Set problem:
Each record must be retyped in full. No character may differ.

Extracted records

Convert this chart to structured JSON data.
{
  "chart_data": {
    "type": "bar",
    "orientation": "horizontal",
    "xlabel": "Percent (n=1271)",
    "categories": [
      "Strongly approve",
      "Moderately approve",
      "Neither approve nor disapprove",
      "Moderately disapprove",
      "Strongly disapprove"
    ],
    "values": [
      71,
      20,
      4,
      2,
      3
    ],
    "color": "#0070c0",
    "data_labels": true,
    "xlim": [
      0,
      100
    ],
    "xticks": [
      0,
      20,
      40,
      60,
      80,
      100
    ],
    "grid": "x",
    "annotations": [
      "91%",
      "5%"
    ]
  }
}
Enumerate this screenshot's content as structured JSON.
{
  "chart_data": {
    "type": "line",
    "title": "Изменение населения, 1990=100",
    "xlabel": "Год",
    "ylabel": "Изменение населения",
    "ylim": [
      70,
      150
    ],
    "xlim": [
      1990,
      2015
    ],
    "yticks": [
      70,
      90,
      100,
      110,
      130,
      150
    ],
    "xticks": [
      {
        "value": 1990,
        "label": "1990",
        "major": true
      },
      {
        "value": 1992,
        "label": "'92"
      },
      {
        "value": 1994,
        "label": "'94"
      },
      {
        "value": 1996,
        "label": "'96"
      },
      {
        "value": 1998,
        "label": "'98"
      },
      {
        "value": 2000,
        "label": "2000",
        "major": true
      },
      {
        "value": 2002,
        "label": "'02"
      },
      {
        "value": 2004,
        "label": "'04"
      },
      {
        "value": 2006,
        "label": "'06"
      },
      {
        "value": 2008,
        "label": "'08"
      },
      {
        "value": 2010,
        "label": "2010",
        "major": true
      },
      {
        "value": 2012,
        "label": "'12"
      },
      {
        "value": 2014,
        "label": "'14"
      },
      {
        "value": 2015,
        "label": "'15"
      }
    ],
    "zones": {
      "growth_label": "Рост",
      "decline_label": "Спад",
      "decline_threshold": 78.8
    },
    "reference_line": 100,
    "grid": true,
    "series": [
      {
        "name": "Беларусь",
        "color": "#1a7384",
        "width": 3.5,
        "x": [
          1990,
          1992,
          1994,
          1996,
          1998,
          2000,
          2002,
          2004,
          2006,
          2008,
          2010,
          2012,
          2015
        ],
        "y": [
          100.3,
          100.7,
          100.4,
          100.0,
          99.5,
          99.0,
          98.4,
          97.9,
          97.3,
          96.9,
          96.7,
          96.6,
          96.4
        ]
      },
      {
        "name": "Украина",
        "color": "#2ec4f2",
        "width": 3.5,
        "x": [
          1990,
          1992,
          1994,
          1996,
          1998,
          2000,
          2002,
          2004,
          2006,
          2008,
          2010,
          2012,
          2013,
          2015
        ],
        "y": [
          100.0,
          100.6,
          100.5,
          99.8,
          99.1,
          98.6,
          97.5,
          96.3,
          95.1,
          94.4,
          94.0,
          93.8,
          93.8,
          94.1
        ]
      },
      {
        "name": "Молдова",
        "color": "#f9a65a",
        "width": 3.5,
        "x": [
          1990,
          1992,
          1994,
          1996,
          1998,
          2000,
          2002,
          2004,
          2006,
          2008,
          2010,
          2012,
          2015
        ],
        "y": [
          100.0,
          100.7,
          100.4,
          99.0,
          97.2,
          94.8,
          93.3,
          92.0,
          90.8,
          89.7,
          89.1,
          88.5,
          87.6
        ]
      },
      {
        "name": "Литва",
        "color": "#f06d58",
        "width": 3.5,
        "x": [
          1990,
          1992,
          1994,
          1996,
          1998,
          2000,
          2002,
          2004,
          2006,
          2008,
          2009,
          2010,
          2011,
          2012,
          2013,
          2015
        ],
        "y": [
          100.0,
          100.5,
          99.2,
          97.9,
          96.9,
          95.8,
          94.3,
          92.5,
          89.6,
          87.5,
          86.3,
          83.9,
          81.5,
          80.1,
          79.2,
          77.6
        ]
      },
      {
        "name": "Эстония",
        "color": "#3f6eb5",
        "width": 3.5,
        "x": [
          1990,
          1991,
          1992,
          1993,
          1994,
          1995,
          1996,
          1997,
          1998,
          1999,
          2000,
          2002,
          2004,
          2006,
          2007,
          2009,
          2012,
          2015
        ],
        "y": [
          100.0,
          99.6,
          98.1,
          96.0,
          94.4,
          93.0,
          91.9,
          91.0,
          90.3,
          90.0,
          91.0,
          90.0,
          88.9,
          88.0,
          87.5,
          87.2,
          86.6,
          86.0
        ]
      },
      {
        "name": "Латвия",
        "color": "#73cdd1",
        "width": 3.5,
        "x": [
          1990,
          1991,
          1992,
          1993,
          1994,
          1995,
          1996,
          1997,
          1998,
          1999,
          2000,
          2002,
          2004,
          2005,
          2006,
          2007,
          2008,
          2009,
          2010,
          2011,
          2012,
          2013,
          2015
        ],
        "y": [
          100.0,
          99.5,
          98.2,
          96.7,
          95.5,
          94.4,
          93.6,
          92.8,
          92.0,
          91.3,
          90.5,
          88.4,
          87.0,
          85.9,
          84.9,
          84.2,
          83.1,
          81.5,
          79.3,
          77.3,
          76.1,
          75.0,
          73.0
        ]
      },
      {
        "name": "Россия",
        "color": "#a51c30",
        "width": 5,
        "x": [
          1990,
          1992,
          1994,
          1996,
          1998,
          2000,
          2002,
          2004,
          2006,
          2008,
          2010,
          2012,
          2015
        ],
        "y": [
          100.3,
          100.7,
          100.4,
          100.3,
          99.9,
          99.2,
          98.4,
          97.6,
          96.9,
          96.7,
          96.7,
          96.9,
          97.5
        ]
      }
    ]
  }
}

Exercise output:
Convert this chart to structured JSON data.
{
  "chart_data": {
    "type": "bar",
    "orientation": "horizontal",
    "xlabel": "Percent (n=1271)",
    "categories": [
      "Strongly approve",
      "Moderately approve",
      "Neither approve nor disapprove",
      "Moderately disapprove",
      "Strongly disapprove"
    ],
    "values": [
      71,
      20,
      4,
      2,
      3
    ],
    "color": "#0070c0",
    "data_labels": true,
    "xlim": [
      0,
      100
    ],
    "xticks": [
      0,
      20,
      40,
      60,
      80,
      100
    ],
    "grid": "x",
    "annotations": [
      "91%",
      "5%"
    ]
  }
}
Enumerate this screenshot's content as structured JSON.
{
  "chart_data": {
    "type": "line",
    "title": "Изменение населения, 1990=100",
    "xlabel": "Год",
    "ylabel": "Изменение населения",
    "ylim": [
      70,
      150
    ],
    "xlim": [
      1990,
      2015
    ],
    "yticks": [
      70,
      90,
      100,
      110,
      130,
      150
    ],
    "xticks": [
      {
        "value": 1990,
        "label": "1990",
        "major": true
      },
      {
        "value": 1992,
        "label": "'92"
      },
      {
        "value": 1994,
        "label": "'94"
      },
      {
        "value": 1996,
        "label": "'96"
      },
      {
        "value": 1998,
        "label": "'98"
      },
      {
        "value": 2000,
        "label": "2000",
        "major": true
      },
      {
        "value": 2002,
        "label": "'02"
      },
      {
        "value": 2004,
        "label": "'04"
      },
      {
        "value": 2006,
        "label": "'06"
      },
      {
        "value": 2008,
        "label": "'08"
      },
      {
        "value": 2010,
        "label": "2010",
        "major": true
      },
      {
        "value": 2012,
        "label": "'12"
      },
      {
        "value": 2014,
        "label": "'14"
      },
      {
        "value": 2015,
        "label": "'15"
      }
    ],
    "zones": {
      "growth_label": "Рост",
      "decline_label": "Спад",
      "decline_threshold": 78.8
    },
    "reference_line": 100,
    "grid": true,
    "series": [
      {
        "name": "Беларусь",
        "color": "#1a7384",
        "width": 3.5,
        "x": [
          1990,
          1992,
          1994,
          1996,
          1998,
          2000,
          2002,
          2004,
          2006,
          2008,
          2010,
          2012,
          2015
        ],
        "y": [
          100.3,
          100.7,
          100.4,
          100.0,
          99.5,
          99.0,
          98.4,
          97.9,
          97.3,
          96.9,
          96.7,
          96.6,
          96.4
        ]
      },
      {
        "name": "Украина",
        "color": "#2ec4f2",
        "width": 3.5,
        "x": [
          1990,
          1992,
          1994,
          1996,
          1998,
          2000,
          2002,
          2004,
          2006,
          2008,
          2010,
          2012,
          2013,
          2015
        ],
        "y": [
          100.0,
          100.6,
          100.5,
          99.8,
          99.1,
          98.6,
          97.5,
          96.3,
          95.1,
          94.4,
          94.0,
          93.8,
          93.8,
          94.1
        ]
      },
      {
        "name": "Молдова",
        "color": "#f9a65a",
        "width": 3.5,
        "x": [
          1990,
          1992,
          1994,
          1996,
          1998,
          2000,
          2002,
          2004,
          2006,
          2008,
          2010,
          2012,
          2015
        ],
        "y": [
          100.0,
          100.7,
          100.4,
          99.0,
          97.2,
          94.8,
          93.3,
          92.0,
          90.8,
          89.7,
          89.1,
          88.5,
          87.6
        ]
      },
      {
        "name": "Литва",
        "color": "#f06d58",
        "width": 3.5,
        "x": [
          1990,
          1992,
          1994,
          1996,
          1998,
          2000,
          2002,
          2004,
          2006,
          2008,
          2009,
          2010,
          2011,
          2012,
          2013,
          2015
        ],
        "y": [
          100.0,
          100.5,
          99.2,
          97.9,
          96.9,
          95.8,
          94.3,
          92.5,
          89.6,
          87.5,
          86.3,
          83.9,
          81.5,
          80.1,
          79.2,
          77.6
        ]
      },
      {
        "name": "Эстония",
        "color": "#3f6eb5",
        "width": 3.5,
        "x": [
          1990,
          1991,
          1992,
          1993,
          1994,
          1995,
          1996,
          1997,
          1998,
          1999,
          2000,
          2002,
          2004,
          2006,
          2007,
          2009,
          2012,
          2015
        ],
        "y": [
          100.0,
          99.6,
          98.1,
          96.0,
          94.4,
          93.0,
          91.9,
          91.0,
          90.3,
          90.0,
          91.0,
          90.0,
          88.9,
          88.0,
          87.5,
          87.2,
          86.6,
          86.0
        ]
      },
      {
        "name": "Латвия",
        "color": "#73cdd1",
        "width": 3.5,
        "x": [
          1990,
          1991,
          1992,
          1993,
          1994,
          1995,
          1996,
          1997,
          1998,
          1999,
          2000,
          2002,
          2004,
          2005,
          2006,
          2007,
          2008,
          2009,
          2010,
          2011,
          2012,
          2013,
          2015
        ],
        "y": [
          100.0,
          99.5,
          98.2,
          96.7,
          95.5,
          94.4,
          93.6,
          92.8,
          92.0,
          91.3,
          90.5,
          88.4,
          87.0,
          85.9,
          84.9,
          84.2,
          83.1,
          81.5,
          79.3,
          77.3,
          76.1,
          75.0,
          73.0
        ]
      },
      {
        "name": "Россия",
        "color": "#a51c30",
        "width": 5,
        "x": [
          1990,
          1992,
          1994,
          1996,
          1998,
          2000,
          2002,
          2004,
          2006,
          2008,
          2010,
          2012,
          2015
        ],
        "y": [
          100.3,
          100.7,
          100.4,
          100.3,
          99.9,
          99.2,
          98.4,
          97.6,
          96.9,
          96.7,
          96.7,
          96.9,
          97.5
        ]
      }
    ]
  }
}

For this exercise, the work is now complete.